Exercise task |
Locate the string "caption" in the listing below. Copy every line where it is found.
= = = =
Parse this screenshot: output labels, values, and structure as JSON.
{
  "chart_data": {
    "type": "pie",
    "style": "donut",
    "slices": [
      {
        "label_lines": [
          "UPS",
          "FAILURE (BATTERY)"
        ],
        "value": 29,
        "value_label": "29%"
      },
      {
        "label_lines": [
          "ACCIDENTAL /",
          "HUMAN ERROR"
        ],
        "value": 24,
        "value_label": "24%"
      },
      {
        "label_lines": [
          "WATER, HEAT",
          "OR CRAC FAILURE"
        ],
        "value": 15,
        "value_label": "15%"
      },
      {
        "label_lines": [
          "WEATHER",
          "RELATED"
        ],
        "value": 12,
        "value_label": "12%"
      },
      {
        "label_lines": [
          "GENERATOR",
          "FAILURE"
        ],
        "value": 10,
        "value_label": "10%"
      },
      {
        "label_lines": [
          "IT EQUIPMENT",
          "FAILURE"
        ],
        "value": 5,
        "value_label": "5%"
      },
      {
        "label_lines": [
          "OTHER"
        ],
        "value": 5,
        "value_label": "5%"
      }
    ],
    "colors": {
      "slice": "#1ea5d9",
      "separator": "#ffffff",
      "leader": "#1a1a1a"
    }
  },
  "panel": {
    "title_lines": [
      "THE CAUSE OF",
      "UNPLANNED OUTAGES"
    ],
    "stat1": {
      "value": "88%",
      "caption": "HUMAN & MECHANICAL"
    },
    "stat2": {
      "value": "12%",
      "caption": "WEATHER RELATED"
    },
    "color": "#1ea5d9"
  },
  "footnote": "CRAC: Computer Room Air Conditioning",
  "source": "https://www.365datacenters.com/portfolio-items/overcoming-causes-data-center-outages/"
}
= = = =
Output of the exercise |
      "caption": "HUMAN & MECHANICAL"
      "caption": "WEATHER RELATED"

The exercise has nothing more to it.